Record extracts ::
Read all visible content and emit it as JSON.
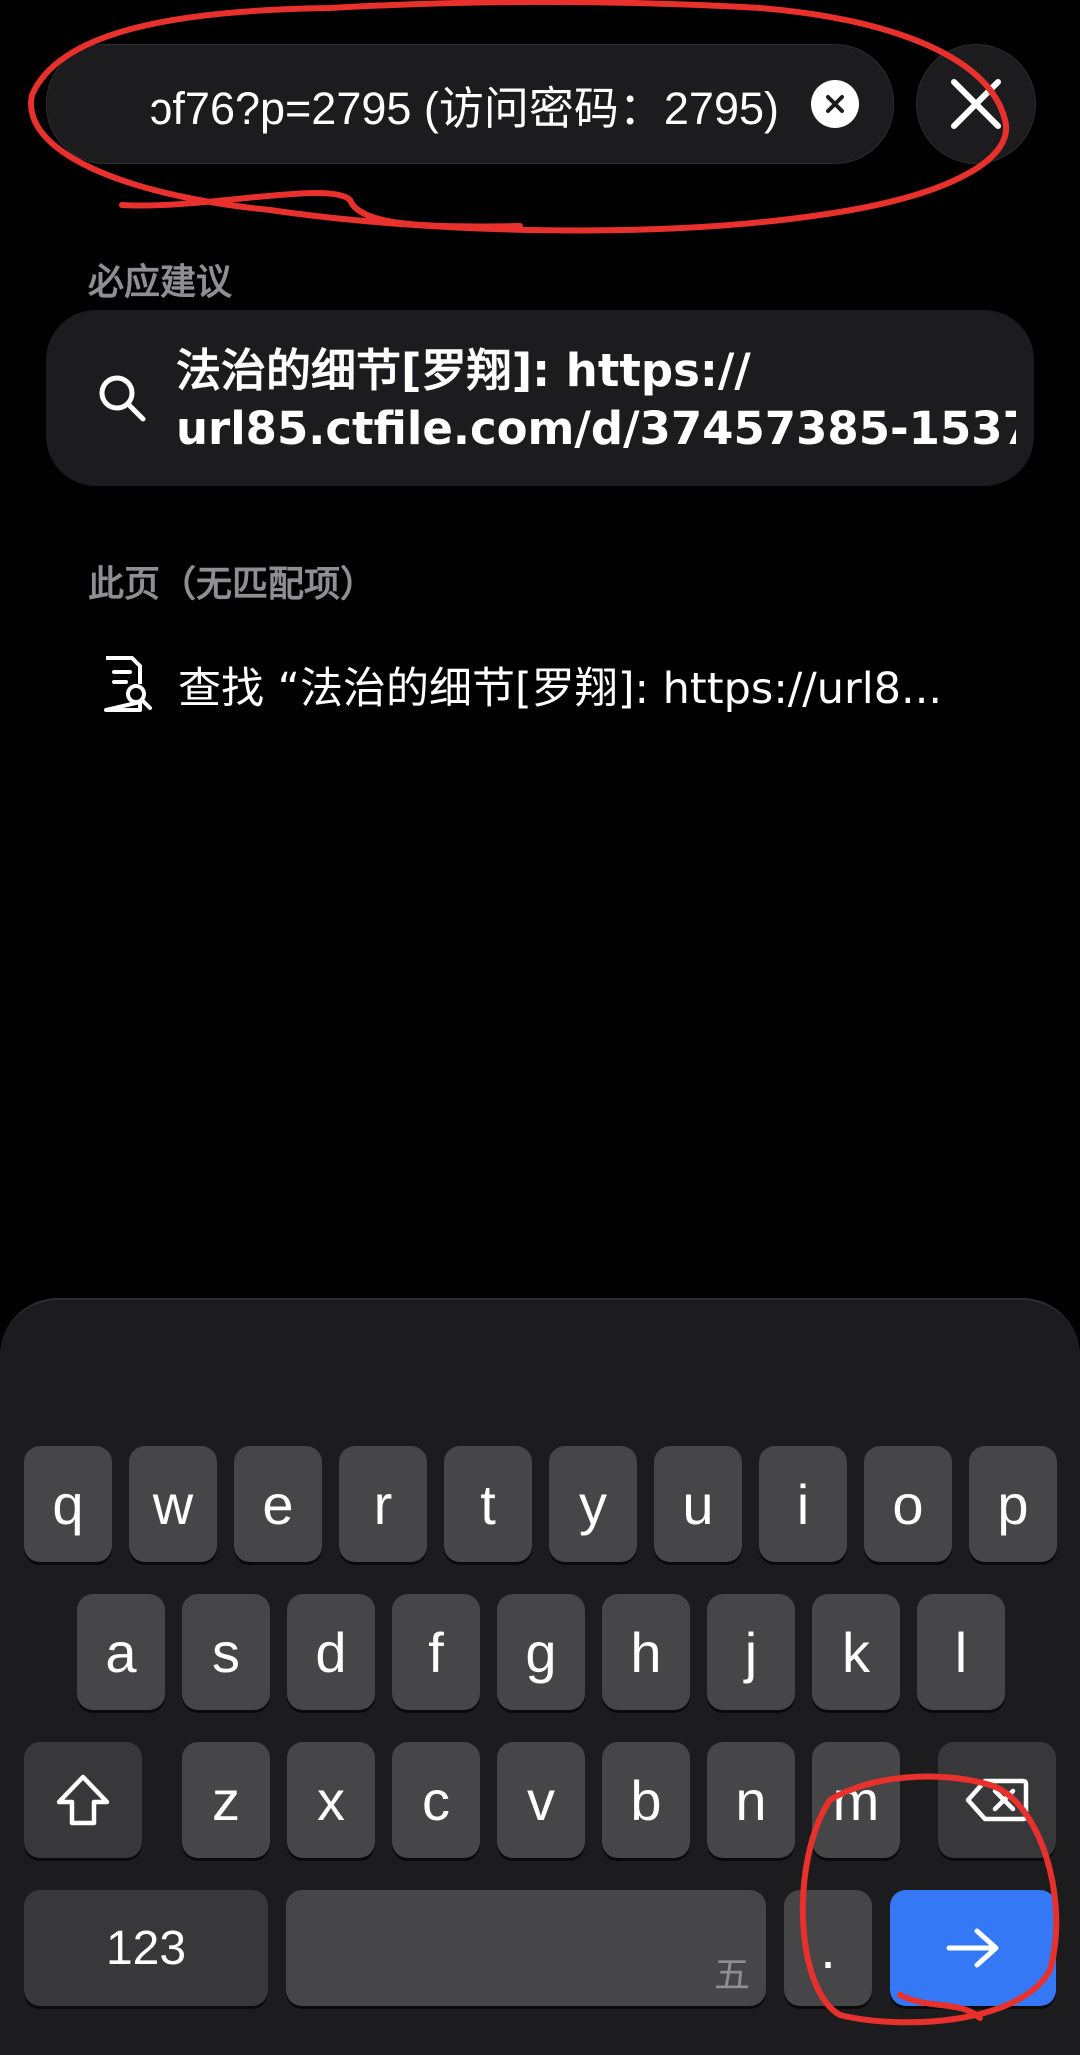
{
  "search": {
    "query_visible": "ɔf76?p=2795 (访问密码：2795)"
  },
  "suggestions": {
    "section_label": "必应建议",
    "item": {
      "bold_part": "法治的细节[罗翔]:",
      "rest_line1": " https://",
      "line2": "url85.ctfile.com/d/37457385-1537..."
    }
  },
  "this_page": {
    "section_label": "此页（无匹配项）",
    "find_text": "查找 “法治的细节[罗翔]: https://url8..."
  },
  "keyboard": {
    "row1": [
      "q",
      "w",
      "e",
      "r",
      "t",
      "y",
      "u",
      "i",
      "o",
      "p"
    ],
    "row2": [
      "a",
      "s",
      "d",
      "f",
      "g",
      "h",
      "j",
      "k",
      "l"
    ],
    "row3": [
      "z",
      "x",
      "c",
      "v",
      "b",
      "n",
      "m"
    ],
    "numbers_key": "123",
    "space_hint": "五",
    "period_key": ".",
    "icons": {
      "shift": "shift-icon",
      "delete": "delete-icon",
      "go": "arrow-right-icon"
    }
  },
  "colors": {
    "accent": "#3478f6",
    "annotation": "#e8302c",
    "background": "#000000",
    "card": "#1c1c1e",
    "key": "#464648"
  }
}
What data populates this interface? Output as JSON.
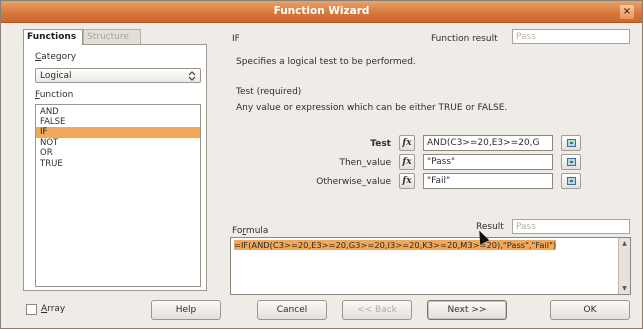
{
  "window": {
    "title": "Function Wizard",
    "close_glyph": "×"
  },
  "tabs": [
    {
      "label": "Functions",
      "active": true
    },
    {
      "label": "Structure",
      "active": false
    }
  ],
  "category": {
    "label": "Category",
    "accel": "C",
    "value": "Logical"
  },
  "function_list": {
    "label": "Function",
    "accel": "F",
    "items": [
      "AND",
      "FALSE",
      "IF",
      "NOT",
      "OR",
      "TRUE"
    ],
    "selected_index": 2
  },
  "function_panel": {
    "name": "IF",
    "result_label": "Function result",
    "result_value": "Pass",
    "description": "Specifies a logical test to be performed.",
    "arg_title": "Test (required)",
    "arg_description": "Any value or expression which can be either TRUE or FALSE."
  },
  "arguments": [
    {
      "label": "Test",
      "bold": true,
      "value": "AND(C3>=20,E3>=20,G"
    },
    {
      "label": "Then_value",
      "bold": false,
      "value": "\"Pass\""
    },
    {
      "label": "Otherwise_value",
      "bold": false,
      "value": "\"Fail\""
    }
  ],
  "fx_label": "fx",
  "formula": {
    "label": "Formula",
    "accel": "r",
    "result_label": "Result",
    "result_value": "Pass",
    "text": "=IF(AND(C3>=20,E3>=20,G3>=20,I3>=20,K3>=20,M3>=20),\"Pass\",\"Fail\")"
  },
  "array_checkbox": {
    "label": "Array",
    "checked": false
  },
  "buttons": {
    "help": "Help",
    "cancel": "Cancel",
    "back": "<< Back",
    "next": "Next >>",
    "ok": "OK"
  },
  "colors": {
    "titlebar": "#d9783b",
    "selection": "#f1a858"
  },
  "icons": [
    "close-icon",
    "chevron-updown-icon",
    "fx-icon",
    "shrink-icon",
    "mouse-cursor-icon"
  ]
}
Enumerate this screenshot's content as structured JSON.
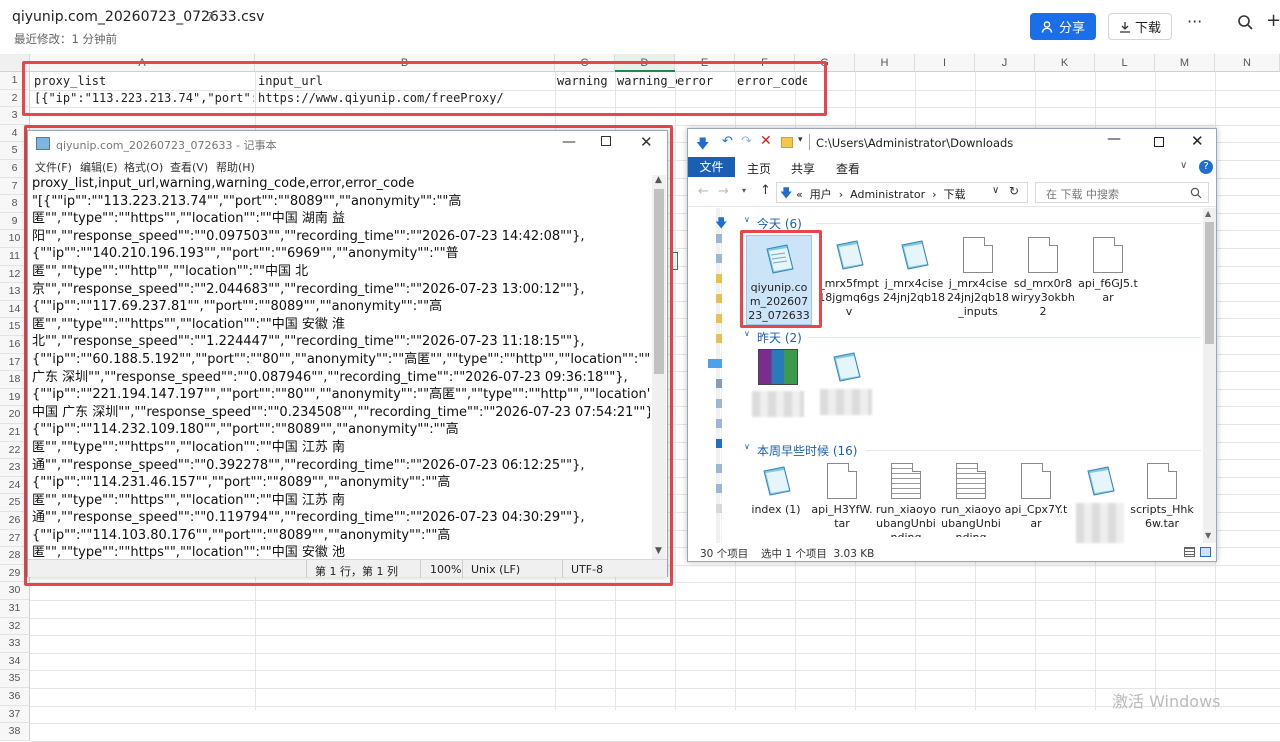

What to do ::
Pictures are excluded; output everything else in the data verbatim.

Result of the exercise ::
Read all visible content and emit it as JSON.
{
  "search": {
    "query_visible": "ɔf76?p=2795 (访问密码：2795)"
  },
  "suggestions": {
    "section_label": "必应建议",
    "item": {
      "bold_part": "法治的细节[罗翔]:",
      "rest_line1": " https://",
      "line2": "url85.ctfile.com/d/37457385-1537..."
    }
  },
  "this_page": {
    "section_label": "此页（无匹配项）",
    "find_text": "查找 “法治的细节[罗翔]: https://url8..."
  },
  "keyboard": {
    "row1": [
      "q",
      "w",
      "e",
      "r",
      "t",
      "y",
      "u",
      "i",
      "o",
      "p"
    ],
    "row2": [
      "a",
      "s",
      "d",
      "f",
      "g",
      "h",
      "j",
      "k",
      "l"
    ],
    "row3": [
      "z",
      "x",
      "c",
      "v",
      "b",
      "n",
      "m"
    ],
    "numbers_key": "123",
    "space_hint": "五",
    "period_key": ".",
    "icons": {
      "shift": "shift-icon",
      "delete": "delete-icon",
      "go": "arrow-right-icon"
    }
  },
  "colors": {
    "accent": "#3478f6",
    "annotation": "#e8302c",
    "background": "#000000",
    "card": "#1c1c1e",
    "key": "#464648"
  }
}
What data populates this interface? Output as JSON.
{
  "window": {
    "title": "Function Wizard",
    "close_glyph": "×"
  },
  "tabs": [
    {
      "label": "Functions",
      "active": true
    },
    {
      "label": "Structure",
      "active": false
    }
  ],
  "category": {
    "label": "Category",
    "accel": "C",
    "value": "Logical"
  },
  "function_list": {
    "label": "Function",
    "accel": "F",
    "items": [
      "AND",
      "FALSE",
      "IF",
      "NOT",
      "OR",
      "TRUE"
    ],
    "selected_index": 2
  },
  "function_panel": {
    "name": "IF",
    "result_label": "Function result",
    "result_value": "Pass",
    "description": "Specifies a logical test to be performed.",
    "arg_title": "Test (required)",
    "arg_description": "Any value or expression which can be either TRUE or FALSE."
  },
  "arguments": [
    {
      "label": "Test",
      "bold": true,
      "value": "AND(C3>=20,E3>=20,G"
    },
    {
      "label": "Then_value",
      "bold": false,
      "value": "\"Pass\""
    },
    {
      "label": "Otherwise_value",
      "bold": false,
      "value": "\"Fail\""
    }
  ],
  "fx_label": "fx",
  "formula": {
    "label": "Formula",
    "accel": "r",
    "result_label": "Result",
    "result_value": "Pass",
    "text": "=IF(AND(C3>=20,E3>=20,G3>=20,I3>=20,K3>=20,M3>=20),\"Pass\",\"Fail\")"
  },
  "array_checkbox": {
    "label": "Array",
    "checked": false
  },
  "buttons": {
    "help": "Help",
    "cancel": "Cancel",
    "back": "<< Back",
    "next": "Next >>",
    "ok": "OK"
  },
  "colors": {
    "titlebar": "#d9783b",
    "selection": "#f1a858"
  },
  "icons": [
    "close-icon",
    "chevron-updown-icon",
    "fx-icon",
    "shrink-icon",
    "mouse-cursor-icon"
  ]
}
Enumerate this screenshot's content as structured JSON.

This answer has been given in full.